All records must be quoted exactly. Omit the pictures.

> _DATA FOR THIS TASK_
▬▬▬▬▬▬

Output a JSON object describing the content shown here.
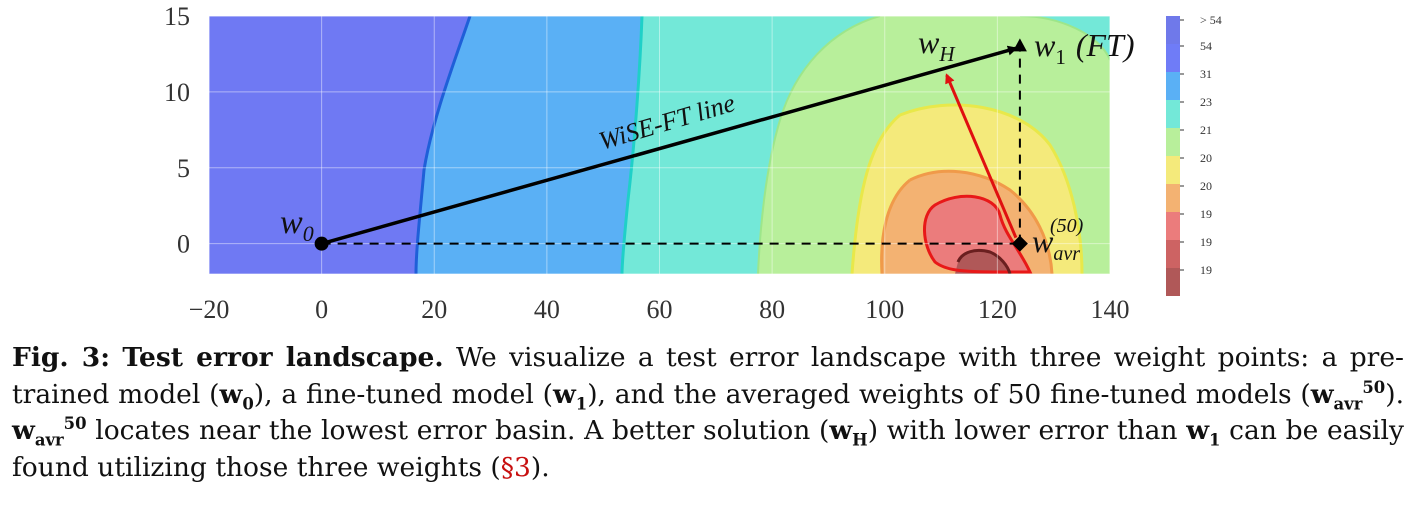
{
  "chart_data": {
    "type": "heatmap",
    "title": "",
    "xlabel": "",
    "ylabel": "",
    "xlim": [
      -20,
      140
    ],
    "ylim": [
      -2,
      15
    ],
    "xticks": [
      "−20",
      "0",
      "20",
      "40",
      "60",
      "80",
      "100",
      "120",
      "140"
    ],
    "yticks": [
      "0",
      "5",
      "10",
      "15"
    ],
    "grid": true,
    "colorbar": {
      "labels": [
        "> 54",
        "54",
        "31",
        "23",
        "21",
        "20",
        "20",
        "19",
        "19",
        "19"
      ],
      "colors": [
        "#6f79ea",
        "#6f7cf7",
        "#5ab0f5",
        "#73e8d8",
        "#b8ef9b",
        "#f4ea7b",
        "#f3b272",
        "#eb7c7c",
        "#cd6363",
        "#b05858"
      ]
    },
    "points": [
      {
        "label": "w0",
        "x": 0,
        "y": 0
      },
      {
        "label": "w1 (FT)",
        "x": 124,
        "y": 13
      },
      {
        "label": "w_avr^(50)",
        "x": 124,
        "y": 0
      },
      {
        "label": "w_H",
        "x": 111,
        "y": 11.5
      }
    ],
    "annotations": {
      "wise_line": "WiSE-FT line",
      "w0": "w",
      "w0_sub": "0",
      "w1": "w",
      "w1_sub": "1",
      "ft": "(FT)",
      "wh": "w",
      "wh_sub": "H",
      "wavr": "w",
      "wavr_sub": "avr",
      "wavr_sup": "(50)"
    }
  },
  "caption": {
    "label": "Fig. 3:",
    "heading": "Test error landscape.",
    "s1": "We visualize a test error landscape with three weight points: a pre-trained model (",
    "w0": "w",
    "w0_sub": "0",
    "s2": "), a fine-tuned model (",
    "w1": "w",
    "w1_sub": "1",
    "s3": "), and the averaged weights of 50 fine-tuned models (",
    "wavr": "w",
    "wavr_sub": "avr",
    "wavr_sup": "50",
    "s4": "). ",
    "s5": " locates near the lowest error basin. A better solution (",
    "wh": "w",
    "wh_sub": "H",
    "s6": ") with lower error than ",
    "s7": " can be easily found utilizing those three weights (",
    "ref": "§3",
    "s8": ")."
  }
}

▬▬▬▬▬▬

> _EXERCISE ANSWER_
Output a JSON object describing the content shown here.
{
  "chart_data": {
    "type": "heatmap",
    "title": "",
    "xlabel": "",
    "ylabel": "",
    "xlim": [
      -20,
      140
    ],
    "ylim": [
      -2,
      15
    ],
    "xticks": [
      "−20",
      "0",
      "20",
      "40",
      "60",
      "80",
      "100",
      "120",
      "140"
    ],
    "yticks": [
      "0",
      "5",
      "10",
      "15"
    ],
    "grid": true,
    "colorbar": {
      "labels": [
        "> 54",
        "54",
        "31",
        "23",
        "21",
        "20",
        "20",
        "19",
        "19",
        "19"
      ],
      "colors": [
        "#6f79ea",
        "#6f7cf7",
        "#5ab0f5",
        "#73e8d8",
        "#b8ef9b",
        "#f4ea7b",
        "#f3b272",
        "#eb7c7c",
        "#cd6363",
        "#b05858"
      ]
    },
    "points": [
      {
        "label": "w0",
        "x": 0,
        "y": 0
      },
      {
        "label": "w1 (FT)",
        "x": 124,
        "y": 13
      },
      {
        "label": "w_avr^(50)",
        "x": 124,
        "y": 0
      },
      {
        "label": "w_H",
        "x": 111,
        "y": 11.5
      }
    ],
    "annotations": {
      "wise_line": "WiSE-FT line",
      "w0": "w",
      "w0_sub": "0",
      "w1": "w",
      "w1_sub": "1",
      "ft": "(FT)",
      "wh": "w",
      "wh_sub": "H",
      "wavr": "w",
      "wavr_sub": "avr",
      "wavr_sup": "(50)"
    }
  },
  "caption": {
    "label": "Fig. 3:",
    "heading": "Test error landscape.",
    "s1": "We visualize a test error landscape with three weight points: a pre-trained model (",
    "w0": "w",
    "w0_sub": "0",
    "s2": "), a fine-tuned model (",
    "w1": "w",
    "w1_sub": "1",
    "s3": "), and the averaged weights of 50 fine-tuned models (",
    "wavr": "w",
    "wavr_sub": "avr",
    "wavr_sup": "50",
    "s4": "). ",
    "s5": " locates near the lowest error basin. A better solution (",
    "wh": "w",
    "wh_sub": "H",
    "s6": ") with lower error than ",
    "s7": " can be easily found utilizing those three weights (",
    "ref": "§3",
    "s8": ")."
  }
}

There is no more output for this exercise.